### Instructions to follow
All of the records below should be output exactly.

### Available data
============================================================

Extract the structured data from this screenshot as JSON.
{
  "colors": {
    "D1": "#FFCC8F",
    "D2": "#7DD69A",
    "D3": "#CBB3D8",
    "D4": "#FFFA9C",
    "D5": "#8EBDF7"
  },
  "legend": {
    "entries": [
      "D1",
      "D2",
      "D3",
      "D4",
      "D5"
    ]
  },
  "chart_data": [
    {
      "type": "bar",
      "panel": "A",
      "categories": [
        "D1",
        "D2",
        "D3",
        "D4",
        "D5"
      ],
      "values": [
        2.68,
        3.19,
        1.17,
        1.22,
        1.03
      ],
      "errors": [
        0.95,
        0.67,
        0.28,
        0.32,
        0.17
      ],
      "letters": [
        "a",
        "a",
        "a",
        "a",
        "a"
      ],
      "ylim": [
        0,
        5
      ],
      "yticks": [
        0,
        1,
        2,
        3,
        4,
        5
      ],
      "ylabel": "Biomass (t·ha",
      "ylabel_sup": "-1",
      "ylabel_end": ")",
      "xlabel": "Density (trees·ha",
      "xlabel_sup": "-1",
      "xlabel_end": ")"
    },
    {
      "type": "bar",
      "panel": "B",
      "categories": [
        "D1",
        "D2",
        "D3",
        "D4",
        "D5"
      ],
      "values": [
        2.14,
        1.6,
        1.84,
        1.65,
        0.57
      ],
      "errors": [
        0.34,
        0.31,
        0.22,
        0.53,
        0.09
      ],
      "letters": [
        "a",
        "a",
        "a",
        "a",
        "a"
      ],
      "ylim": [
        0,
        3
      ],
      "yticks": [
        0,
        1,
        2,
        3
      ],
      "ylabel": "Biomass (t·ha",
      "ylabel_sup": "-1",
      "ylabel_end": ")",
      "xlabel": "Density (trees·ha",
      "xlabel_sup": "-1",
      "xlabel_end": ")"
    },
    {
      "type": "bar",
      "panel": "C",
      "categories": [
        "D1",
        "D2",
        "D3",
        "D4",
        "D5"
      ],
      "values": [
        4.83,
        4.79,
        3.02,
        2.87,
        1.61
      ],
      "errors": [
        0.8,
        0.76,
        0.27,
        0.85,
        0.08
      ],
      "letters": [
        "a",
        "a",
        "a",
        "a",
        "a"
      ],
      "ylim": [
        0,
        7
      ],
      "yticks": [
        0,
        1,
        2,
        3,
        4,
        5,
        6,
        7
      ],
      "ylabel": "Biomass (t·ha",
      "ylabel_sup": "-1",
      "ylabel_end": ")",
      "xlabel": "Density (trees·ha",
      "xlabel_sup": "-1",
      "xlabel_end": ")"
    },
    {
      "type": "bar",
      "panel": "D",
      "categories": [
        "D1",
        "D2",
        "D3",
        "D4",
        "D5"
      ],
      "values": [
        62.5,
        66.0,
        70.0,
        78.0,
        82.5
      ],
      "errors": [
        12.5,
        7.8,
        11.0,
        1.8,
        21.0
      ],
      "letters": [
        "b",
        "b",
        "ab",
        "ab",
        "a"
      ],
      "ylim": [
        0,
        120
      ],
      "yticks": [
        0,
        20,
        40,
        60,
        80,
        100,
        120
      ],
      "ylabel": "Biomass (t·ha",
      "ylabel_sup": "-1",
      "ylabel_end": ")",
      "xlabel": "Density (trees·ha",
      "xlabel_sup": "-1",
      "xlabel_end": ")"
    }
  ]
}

============================================================

### Result of the exercise
Extract the structured data from this screenshot as JSON.
{
  "colors": {
    "D1": "#FFCC8F",
    "D2": "#7DD69A",
    "D3": "#CBB3D8",
    "D4": "#FFFA9C",
    "D5": "#8EBDF7"
  },
  "legend": {
    "entries": [
      "D1",
      "D2",
      "D3",
      "D4",
      "D5"
    ]
  },
  "chart_data": [
    {
      "type": "bar",
      "panel": "A",
      "categories": [
        "D1",
        "D2",
        "D3",
        "D4",
        "D5"
      ],
      "values": [
        2.68,
        3.19,
        1.17,
        1.22,
        1.03
      ],
      "errors": [
        0.95,
        0.67,
        0.28,
        0.32,
        0.17
      ],
      "letters": [
        "a",
        "a",
        "a",
        "a",
        "a"
      ],
      "ylim": [
        0,
        5
      ],
      "yticks": [
        0,
        1,
        2,
        3,
        4,
        5
      ],
      "ylabel": "Biomass (t·ha",
      "ylabel_sup": "-1",
      "ylabel_end": ")",
      "xlabel": "Density (trees·ha",
      "xlabel_sup": "-1",
      "xlabel_end": ")"
    },
    {
      "type": "bar",
      "panel": "B",
      "categories": [
        "D1",
        "D2",
        "D3",
        "D4",
        "D5"
      ],
      "values": [
        2.14,
        1.6,
        1.84,
        1.65,
        0.57
      ],
      "errors": [
        0.34,
        0.31,
        0.22,
        0.53,
        0.09
      ],
      "letters": [
        "a",
        "a",
        "a",
        "a",
        "a"
      ],
      "ylim": [
        0,
        3
      ],
      "yticks": [
        0,
        1,
        2,
        3
      ],
      "ylabel": "Biomass (t·ha",
      "ylabel_sup": "-1",
      "ylabel_end": ")",
      "xlabel": "Density (trees·ha",
      "xlabel_sup": "-1",
      "xlabel_end": ")"
    },
    {
      "type": "bar",
      "panel": "C",
      "categories": [
        "D1",
        "D2",
        "D3",
        "D4",
        "D5"
      ],
      "values": [
        4.83,
        4.79,
        3.02,
        2.87,
        1.61
      ],
      "errors": [
        0.8,
        0.76,
        0.27,
        0.85,
        0.08
      ],
      "letters": [
        "a",
        "a",
        "a",
        "a",
        "a"
      ],
      "ylim": [
        0,
        7
      ],
      "yticks": [
        0,
        1,
        2,
        3,
        4,
        5,
        6,
        7
      ],
      "ylabel": "Biomass (t·ha",
      "ylabel_sup": "-1",
      "ylabel_end": ")",
      "xlabel": "Density (trees·ha",
      "xlabel_sup": "-1",
      "xlabel_end": ")"
    },
    {
      "type": "bar",
      "panel": "D",
      "categories": [
        "D1",
        "D2",
        "D3",
        "D4",
        "D5"
      ],
      "values": [
        62.5,
        66.0,
        70.0,
        78.0,
        82.5
      ],
      "errors": [
        12.5,
        7.8,
        11.0,
        1.8,
        21.0
      ],
      "letters": [
        "b",
        "b",
        "ab",
        "ab",
        "a"
      ],
      "ylim": [
        0,
        120
      ],
      "yticks": [
        0,
        20,
        40,
        60,
        80,
        100,
        120
      ],
      "ylabel": "Biomass (t·ha",
      "ylabel_sup": "-1",
      "ylabel_end": ")",
      "xlabel": "Density (trees·ha",
      "xlabel_sup": "-1",
      "xlabel_end": ")"
    }
  ]
}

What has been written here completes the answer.